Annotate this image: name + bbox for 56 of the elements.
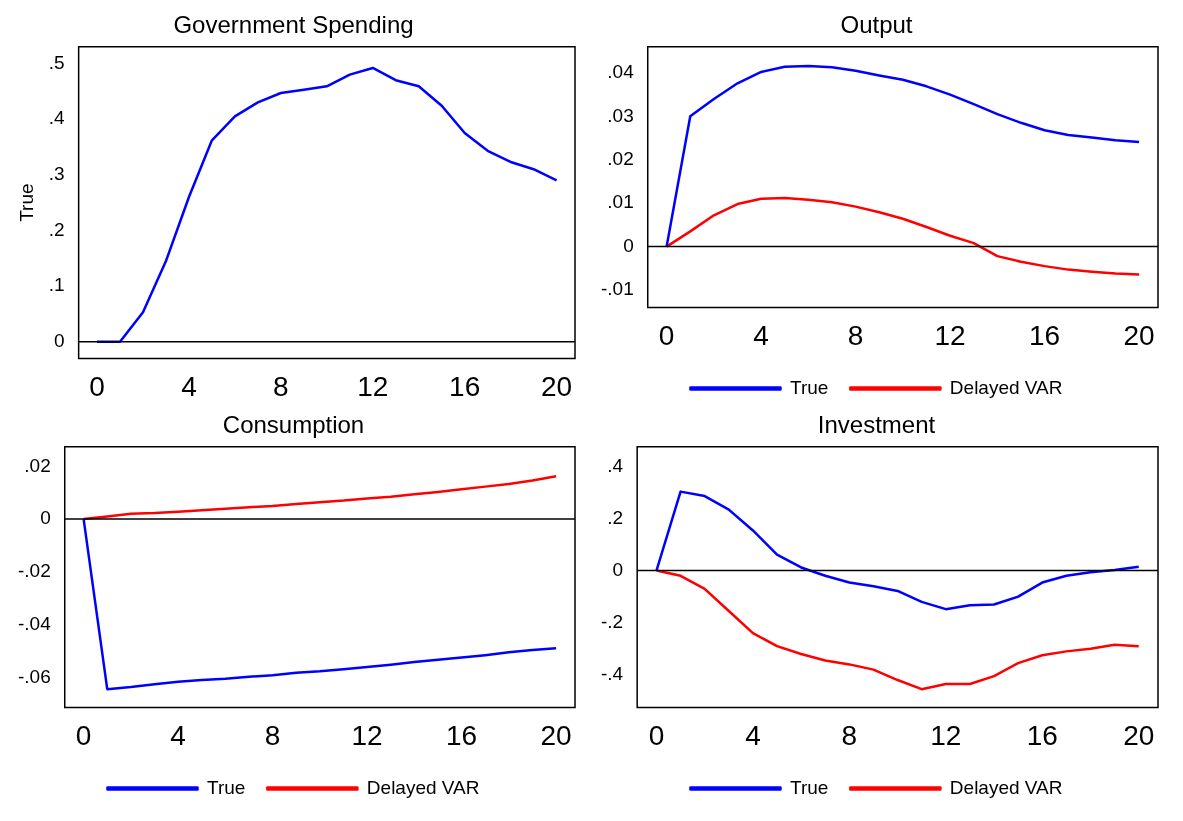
x-tick-label: 4	[170, 719, 186, 751]
y-tick-label: -.04	[17, 612, 52, 634]
y-tick-label: .4	[607, 454, 624, 476]
y-tick-label: -.01	[600, 278, 634, 300]
y-tick-label: 0	[612, 558, 624, 580]
x-tick-label: 20	[541, 370, 573, 402]
x-tick-label: 4	[745, 719, 761, 751]
x-tick-label: 0	[658, 319, 675, 351]
x-tick-label: 16	[449, 370, 481, 402]
y-tick-label: .02	[607, 147, 634, 169]
legend-label: Delayed VAR	[949, 776, 1063, 798]
y-axis-title: True	[15, 183, 37, 222]
y-tick-label: .2	[48, 218, 65, 240]
chart-title: Government Spending	[173, 11, 414, 39]
x-tick-label: 20	[1123, 719, 1155, 751]
x-tick-label: 20	[540, 719, 572, 751]
x-tick-label: 12	[357, 370, 389, 402]
y-tick-label: .02	[24, 454, 51, 476]
x-tick-label: 12	[351, 719, 383, 751]
chart-title: Investment	[817, 411, 936, 439]
y-tick-label: .01	[607, 191, 634, 213]
x-tick-label: 0	[75, 719, 92, 751]
y-tick-label: .5	[48, 51, 65, 73]
x-tick-label: 16	[1029, 319, 1061, 351]
x-tick-label: 0	[648, 719, 665, 751]
legend-label: Delayed VAR	[366, 776, 480, 798]
x-tick-label: 8	[847, 319, 864, 351]
x-tick-label: 8	[264, 719, 281, 751]
x-tick-label: 12	[930, 719, 962, 751]
y-tick-label: .3	[48, 163, 65, 185]
y-tick-label: -.4	[600, 663, 624, 685]
chart-title: Consumption	[222, 411, 365, 439]
x-tick-label: 16	[446, 719, 478, 751]
x-tick-label: 16	[1026, 719, 1058, 751]
y-tick-label: .04	[607, 61, 635, 83]
y-tick-label: 0	[623, 234, 634, 256]
x-tick-label: 4	[181, 370, 197, 402]
y-tick-label: -.2	[600, 610, 624, 632]
y-tick-label: .4	[48, 107, 66, 129]
y-tick-label: .2	[607, 506, 624, 528]
y-tick-label: 0	[40, 507, 51, 529]
legend-label: True	[207, 776, 246, 798]
x-tick-label: 8	[273, 370, 289, 402]
x-tick-label: 4	[753, 319, 769, 351]
legend-label: True	[790, 376, 829, 398]
legend-label: Delayed VAR	[949, 376, 1063, 398]
x-tick-label: 8	[841, 719, 858, 751]
legend-label: True	[790, 776, 829, 798]
x-tick-label: 0	[89, 370, 105, 402]
y-tick-label: .1	[48, 274, 65, 296]
y-tick-label: -.02	[17, 560, 51, 582]
y-tick-label: -.06	[17, 665, 51, 687]
chart-title: Output	[840, 11, 913, 39]
y-tick-label: .03	[607, 104, 634, 126]
x-tick-label: 12	[934, 319, 966, 351]
x-tick-label: 20	[1123, 319, 1155, 351]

┄┄┄┄┄┄┄┄┄┄┄┄┄┄┄┄┄┄┄┄

● Goal
Please copy out every line of the material above verbatim, leaving out the picture.

● Result below
Annotate this image: name + bbox for 56 of the elements.
x-tick-label: 4	[170, 719, 186, 751]
y-tick-label: -.04	[17, 612, 52, 634]
y-tick-label: .4	[607, 454, 624, 476]
y-tick-label: -.01	[600, 278, 634, 300]
y-tick-label: 0	[612, 558, 624, 580]
x-tick-label: 20	[541, 370, 573, 402]
x-tick-label: 4	[745, 719, 761, 751]
x-tick-label: 0	[658, 319, 675, 351]
x-tick-label: 16	[449, 370, 481, 402]
y-tick-label: .02	[607, 147, 634, 169]
legend-label: Delayed VAR	[949, 776, 1063, 798]
y-axis-title: True	[15, 183, 37, 222]
y-tick-label: .2	[48, 218, 65, 240]
chart-title: Government Spending	[173, 11, 414, 39]
x-tick-label: 20	[1123, 719, 1155, 751]
x-tick-label: 20	[540, 719, 572, 751]
x-tick-label: 12	[357, 370, 389, 402]
y-tick-label: .02	[24, 454, 51, 476]
x-tick-label: 12	[351, 719, 383, 751]
chart-title: Investment	[817, 411, 936, 439]
y-tick-label: .01	[607, 191, 634, 213]
x-tick-label: 0	[75, 719, 92, 751]
y-tick-label: .5	[48, 51, 65, 73]
x-tick-label: 16	[1029, 319, 1061, 351]
x-tick-label: 0	[648, 719, 665, 751]
legend-label: Delayed VAR	[366, 776, 480, 798]
x-tick-label: 8	[847, 319, 864, 351]
x-tick-label: 8	[264, 719, 281, 751]
x-tick-label: 12	[930, 719, 962, 751]
y-tick-label: .3	[48, 163, 65, 185]
y-tick-label: -.4	[600, 663, 624, 685]
chart-title: Consumption	[222, 411, 365, 439]
x-tick-label: 16	[446, 719, 478, 751]
x-tick-label: 16	[1026, 719, 1058, 751]
y-tick-label: .04	[607, 61, 635, 83]
y-tick-label: 0	[623, 234, 634, 256]
x-tick-label: 4	[181, 370, 197, 402]
y-tick-label: -.2	[600, 610, 624, 632]
y-tick-label: .4	[48, 107, 66, 129]
y-tick-label: .2	[607, 506, 624, 528]
y-tick-label: 0	[40, 507, 51, 529]
legend-label: True	[207, 776, 246, 798]
x-tick-label: 8	[273, 370, 289, 402]
x-tick-label: 4	[753, 319, 769, 351]
legend-label: True	[790, 376, 829, 398]
legend-label: Delayed VAR	[949, 376, 1063, 398]
x-tick-label: 8	[841, 719, 858, 751]
legend-label: True	[790, 776, 829, 798]
x-tick-label: 0	[89, 370, 105, 402]
y-tick-label: .1	[48, 274, 65, 296]
y-tick-label: -.02	[17, 560, 51, 582]
y-tick-label: -.06	[17, 665, 51, 687]
chart-title: Output	[840, 11, 913, 39]
y-tick-label: .03	[607, 104, 634, 126]
x-tick-label: 12	[934, 319, 966, 351]
x-tick-label: 20	[1123, 319, 1155, 351]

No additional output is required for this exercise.